++++ Material provided

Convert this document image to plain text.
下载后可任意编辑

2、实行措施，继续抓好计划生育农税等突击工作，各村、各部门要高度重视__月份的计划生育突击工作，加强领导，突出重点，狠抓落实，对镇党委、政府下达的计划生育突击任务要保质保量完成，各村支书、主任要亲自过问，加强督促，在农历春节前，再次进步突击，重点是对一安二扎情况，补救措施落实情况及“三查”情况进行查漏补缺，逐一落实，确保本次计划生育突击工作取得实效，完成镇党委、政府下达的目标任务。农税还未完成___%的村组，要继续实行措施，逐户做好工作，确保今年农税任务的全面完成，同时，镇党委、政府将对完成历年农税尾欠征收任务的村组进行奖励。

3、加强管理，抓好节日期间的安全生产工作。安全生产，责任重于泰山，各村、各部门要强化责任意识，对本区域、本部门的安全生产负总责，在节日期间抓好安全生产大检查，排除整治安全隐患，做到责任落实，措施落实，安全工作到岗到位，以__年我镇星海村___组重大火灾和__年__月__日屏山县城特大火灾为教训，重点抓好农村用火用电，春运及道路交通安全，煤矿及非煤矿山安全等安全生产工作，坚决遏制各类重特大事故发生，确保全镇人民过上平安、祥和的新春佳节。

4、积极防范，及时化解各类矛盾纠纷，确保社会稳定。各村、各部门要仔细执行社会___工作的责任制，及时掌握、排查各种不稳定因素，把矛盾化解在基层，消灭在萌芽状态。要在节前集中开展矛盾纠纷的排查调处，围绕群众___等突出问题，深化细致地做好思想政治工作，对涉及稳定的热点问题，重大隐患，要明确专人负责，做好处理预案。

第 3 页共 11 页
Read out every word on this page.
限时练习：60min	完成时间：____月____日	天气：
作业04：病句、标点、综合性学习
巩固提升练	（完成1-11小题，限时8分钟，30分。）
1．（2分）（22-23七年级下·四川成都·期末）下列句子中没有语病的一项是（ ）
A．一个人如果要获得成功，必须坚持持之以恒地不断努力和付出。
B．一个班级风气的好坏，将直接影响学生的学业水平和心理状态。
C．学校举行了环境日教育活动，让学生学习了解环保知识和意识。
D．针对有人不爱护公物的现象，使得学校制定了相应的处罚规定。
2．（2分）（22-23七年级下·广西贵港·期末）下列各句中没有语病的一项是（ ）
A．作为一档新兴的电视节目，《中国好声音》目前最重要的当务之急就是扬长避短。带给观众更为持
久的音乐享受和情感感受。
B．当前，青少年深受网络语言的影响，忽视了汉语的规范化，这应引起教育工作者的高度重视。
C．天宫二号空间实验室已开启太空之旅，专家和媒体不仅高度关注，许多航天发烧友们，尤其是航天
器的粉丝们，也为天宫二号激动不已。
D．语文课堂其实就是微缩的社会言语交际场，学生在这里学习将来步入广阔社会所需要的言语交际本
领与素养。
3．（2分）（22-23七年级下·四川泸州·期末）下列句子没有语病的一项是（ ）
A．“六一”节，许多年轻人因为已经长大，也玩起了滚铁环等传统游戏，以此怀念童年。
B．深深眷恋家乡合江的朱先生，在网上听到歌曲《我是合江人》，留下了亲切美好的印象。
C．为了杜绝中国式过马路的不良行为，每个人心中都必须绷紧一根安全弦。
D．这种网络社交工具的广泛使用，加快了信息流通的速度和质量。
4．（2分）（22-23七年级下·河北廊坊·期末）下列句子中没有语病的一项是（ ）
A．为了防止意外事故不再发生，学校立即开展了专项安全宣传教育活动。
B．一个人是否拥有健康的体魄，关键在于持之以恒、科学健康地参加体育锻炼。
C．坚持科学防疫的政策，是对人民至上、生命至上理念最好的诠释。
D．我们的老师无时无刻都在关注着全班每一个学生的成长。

++++++++
++++ Material provided

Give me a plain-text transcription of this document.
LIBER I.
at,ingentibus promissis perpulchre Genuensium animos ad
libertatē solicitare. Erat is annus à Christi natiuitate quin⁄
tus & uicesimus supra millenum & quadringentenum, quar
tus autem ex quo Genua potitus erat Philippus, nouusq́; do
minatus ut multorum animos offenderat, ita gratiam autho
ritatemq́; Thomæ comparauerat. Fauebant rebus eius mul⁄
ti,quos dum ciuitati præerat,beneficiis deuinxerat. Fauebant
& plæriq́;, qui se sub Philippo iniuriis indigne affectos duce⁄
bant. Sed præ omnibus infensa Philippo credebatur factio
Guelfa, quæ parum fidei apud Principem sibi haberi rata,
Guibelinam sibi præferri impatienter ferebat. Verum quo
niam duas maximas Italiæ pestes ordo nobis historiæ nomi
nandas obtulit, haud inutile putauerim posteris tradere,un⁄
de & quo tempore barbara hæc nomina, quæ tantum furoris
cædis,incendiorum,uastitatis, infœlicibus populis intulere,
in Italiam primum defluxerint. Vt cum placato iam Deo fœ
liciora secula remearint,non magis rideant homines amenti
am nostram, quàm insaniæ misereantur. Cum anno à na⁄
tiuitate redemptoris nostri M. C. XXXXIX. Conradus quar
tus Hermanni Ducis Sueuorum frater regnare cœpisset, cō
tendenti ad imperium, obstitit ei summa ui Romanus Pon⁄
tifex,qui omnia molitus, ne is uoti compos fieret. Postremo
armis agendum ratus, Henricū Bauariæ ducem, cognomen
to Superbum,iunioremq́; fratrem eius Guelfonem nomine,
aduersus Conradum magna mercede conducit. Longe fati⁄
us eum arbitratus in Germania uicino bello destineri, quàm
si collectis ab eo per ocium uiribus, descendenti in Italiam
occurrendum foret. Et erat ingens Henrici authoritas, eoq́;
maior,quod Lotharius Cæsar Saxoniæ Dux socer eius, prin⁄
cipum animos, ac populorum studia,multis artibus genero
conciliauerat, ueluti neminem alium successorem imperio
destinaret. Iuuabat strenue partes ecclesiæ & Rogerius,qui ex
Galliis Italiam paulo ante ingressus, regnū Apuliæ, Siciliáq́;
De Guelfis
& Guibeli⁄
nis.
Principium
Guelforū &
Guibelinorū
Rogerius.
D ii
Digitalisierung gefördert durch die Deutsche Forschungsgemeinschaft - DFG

++++++++

Task to carry out: Each line that holds the word "Italiam" should be extracted from the records.

Worked answer:
in Italiam primum defluxerint. Vt cum placato iam Deo fœ
si collectis ab eo per ocium uiribus, descendenti in Italiam
Galliis Italiam paulo ante ingressus, regnū Apuliæ, Siciliáq́;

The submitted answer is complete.